• _Aim of the task_
All of the material below is to be retyped exactly.

(Collected data)

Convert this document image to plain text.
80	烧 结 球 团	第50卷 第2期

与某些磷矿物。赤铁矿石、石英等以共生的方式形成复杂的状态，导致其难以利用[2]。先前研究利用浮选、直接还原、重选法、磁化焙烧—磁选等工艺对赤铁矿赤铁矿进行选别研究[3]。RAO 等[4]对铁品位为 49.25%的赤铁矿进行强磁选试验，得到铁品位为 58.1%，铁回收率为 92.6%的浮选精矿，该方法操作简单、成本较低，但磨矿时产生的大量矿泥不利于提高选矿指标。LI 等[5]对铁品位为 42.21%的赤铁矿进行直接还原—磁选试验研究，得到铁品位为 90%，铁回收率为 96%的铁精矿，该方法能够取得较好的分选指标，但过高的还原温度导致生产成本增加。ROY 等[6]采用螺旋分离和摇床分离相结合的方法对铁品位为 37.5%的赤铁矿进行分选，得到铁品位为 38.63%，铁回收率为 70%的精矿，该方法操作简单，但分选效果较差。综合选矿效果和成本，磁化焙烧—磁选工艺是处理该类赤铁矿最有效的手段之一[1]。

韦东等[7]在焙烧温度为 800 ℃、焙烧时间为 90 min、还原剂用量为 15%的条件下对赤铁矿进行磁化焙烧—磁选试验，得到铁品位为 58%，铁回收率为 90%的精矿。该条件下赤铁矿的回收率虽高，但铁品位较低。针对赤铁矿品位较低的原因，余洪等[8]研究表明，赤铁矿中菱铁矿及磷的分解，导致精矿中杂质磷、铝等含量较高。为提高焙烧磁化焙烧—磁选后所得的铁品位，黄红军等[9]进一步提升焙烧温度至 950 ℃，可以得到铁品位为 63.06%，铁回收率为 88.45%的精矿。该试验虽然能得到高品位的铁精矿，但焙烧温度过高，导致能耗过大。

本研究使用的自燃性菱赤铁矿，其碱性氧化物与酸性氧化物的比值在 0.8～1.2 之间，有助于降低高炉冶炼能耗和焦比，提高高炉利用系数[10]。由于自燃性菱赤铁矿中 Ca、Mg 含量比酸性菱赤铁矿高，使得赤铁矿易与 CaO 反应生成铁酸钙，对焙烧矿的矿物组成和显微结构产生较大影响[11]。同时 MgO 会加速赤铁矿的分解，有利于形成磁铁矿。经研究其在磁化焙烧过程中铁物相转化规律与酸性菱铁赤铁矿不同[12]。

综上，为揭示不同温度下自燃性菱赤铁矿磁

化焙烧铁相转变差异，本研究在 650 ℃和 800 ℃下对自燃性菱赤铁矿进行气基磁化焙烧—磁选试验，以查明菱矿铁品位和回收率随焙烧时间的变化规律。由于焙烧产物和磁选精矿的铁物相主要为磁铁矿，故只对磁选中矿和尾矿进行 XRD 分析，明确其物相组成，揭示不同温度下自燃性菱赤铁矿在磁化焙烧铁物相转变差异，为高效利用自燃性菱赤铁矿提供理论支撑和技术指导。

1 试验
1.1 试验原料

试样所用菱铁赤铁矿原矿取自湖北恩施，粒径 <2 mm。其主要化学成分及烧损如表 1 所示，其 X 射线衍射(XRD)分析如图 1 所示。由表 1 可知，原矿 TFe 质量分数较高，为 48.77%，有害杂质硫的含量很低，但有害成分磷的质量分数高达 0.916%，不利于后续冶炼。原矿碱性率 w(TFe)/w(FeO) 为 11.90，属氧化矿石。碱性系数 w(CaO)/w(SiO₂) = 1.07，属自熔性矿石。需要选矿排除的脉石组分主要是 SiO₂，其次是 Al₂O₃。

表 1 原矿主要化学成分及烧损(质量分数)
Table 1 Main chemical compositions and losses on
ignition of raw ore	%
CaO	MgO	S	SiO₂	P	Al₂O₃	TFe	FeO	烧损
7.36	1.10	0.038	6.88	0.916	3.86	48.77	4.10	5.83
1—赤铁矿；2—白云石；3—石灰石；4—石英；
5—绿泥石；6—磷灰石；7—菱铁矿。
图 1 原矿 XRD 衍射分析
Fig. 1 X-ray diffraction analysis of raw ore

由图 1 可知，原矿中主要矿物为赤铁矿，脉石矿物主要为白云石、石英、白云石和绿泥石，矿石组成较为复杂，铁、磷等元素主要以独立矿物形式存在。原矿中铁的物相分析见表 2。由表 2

• _Solution to this exercise_
Convert this document image to plain text.
80	烧 结 球 团	第50卷 第2期

与某些磷矿物。赤铁矿石、石英等以共生的方式形成复杂的状态，导致其难以利用[2]。先前研究利用浮选、直接还原、重选法、磁化焙烧—磁选等工艺对赤铁矿赤铁矿进行选别研究[3]。RAO 等[4]对铁品位为 49.25%的赤铁矿进行强磁选试验，得到铁品位为 58.1%，铁回收率为 92.6%的浮选精矿，该方法操作简单、成本较低，但磨矿时产生的大量矿泥不利于提高选矿指标。LI 等[5]对铁品位为 42.21%的赤铁矿进行直接还原—磁选试验研究，得到铁品位为 90%，铁回收率为 96%的铁精矿，该方法能够取得较好的分选指标，但过高的还原温度导致生产成本增加。ROY 等[6]采用螺旋分离和摇床分离相结合的方法对铁品位为 37.5%的赤铁矿进行分选，得到铁品位为 38.63%，铁回收率为 70%的精矿，该方法操作简单，但分选效果较差。综合选矿效果和成本，磁化焙烧—磁选工艺是处理该类赤铁矿最有效的手段之一[1]。

韦东等[7]在焙烧温度为 800 ℃、焙烧时间为 90 min、还原剂用量为 15%的条件下对赤铁矿进行磁化焙烧—磁选试验，得到铁品位为 58%，铁回收率为 90%的精矿。该条件下赤铁矿的回收率虽高，但铁品位较低。针对赤铁矿品位较低的原因，余洪等[8]研究表明，赤铁矿中菱铁矿及磷的分解，导致精矿中杂质磷、铝等含量较高。为提高焙烧磁化焙烧—磁选后所得的铁品位，黄红军等[9]进一步提升焙烧温度至 950 ℃，可以得到铁品位为 63.06%，铁回收率为 88.45%的精矿。该试验虽然能得到高品位的铁精矿，但焙烧温度过高，导致能耗过大。

本研究使用的自燃性菱赤铁矿，其碱性氧化物与酸性氧化物的比值在 0.8～1.2 之间，有助于降低高炉冶炼能耗和焦比，提高高炉利用系数[10]。由于自燃性菱赤铁矿中 Ca、Mg 含量比酸性菱赤铁矿高，使得赤铁矿易与 CaO 反应生成铁酸钙，对焙烧矿的矿物组成和显微结构产生较大影响[11]。同时 MgO 会加速赤铁矿的分解，有利于形成磁铁矿。经研究其在磁化焙烧过程中铁物相转化规律与酸性菱铁赤铁矿不同[12]。

综上，为揭示不同温度下自燃性菱赤铁矿磁

化焙烧铁相转变差异，本研究在 650 ℃和 800 ℃下对自燃性菱赤铁矿进行气基磁化焙烧—磁选试验，以查明菱矿铁品位和回收率随焙烧时间的变化规律。由于焙烧产物和磁选精矿的铁物相主要为磁铁矿，故只对磁选中矿和尾矿进行 XRD 分析，明确其物相组成，揭示不同温度下自燃性菱赤铁矿在磁化焙烧铁物相转变差异，为高效利用自燃性菱赤铁矿提供理论支撑和技术指导。

1 试验
1.1 试验原料

试样所用菱铁赤铁矿原矿取自湖北恩施，粒径 <2 mm。其主要化学成分及烧损如表 1 所示，其 X 射线衍射(XRD)分析如图 1 所示。由表 1 可知，原矿 TFe 质量分数较高，为 48.77%，有害杂质硫的含量很低，但有害成分磷的质量分数高达 0.916%，不利于后续冶炼。原矿碱性率 w(TFe)/w(FeO) 为 11.90，属氧化矿石。碱性系数 w(CaO)/w(SiO₂) = 1.07，属自熔性矿石。需要选矿排除的脉石组分主要是 SiO₂，其次是 Al₂O₃。

表 1 原矿主要化学成分及烧损(质量分数)
Table 1 Main chemical compositions and losses on
ignition of raw ore	%
CaO	MgO	S	SiO₂	P	Al₂O₃	TFe	FeO	烧损
7.36	1.10	0.038	6.88	0.916	3.86	48.77	4.10	5.83
1—赤铁矿；2—白云石；3—石灰石；4—石英；
5—绿泥石；6—磷灰石；7—菱铁矿。
图 1 原矿 XRD 衍射分析
Fig. 1 X-ray diffraction analysis of raw ore

由图 1 可知，原矿中主要矿物为赤铁矿，脉石矿物主要为白云石、石英、白云石和绿泥石，矿石组成较为复杂，铁、磷等元素主要以独立矿物形式存在。原矿中铁的物相分析见表 2。由表 2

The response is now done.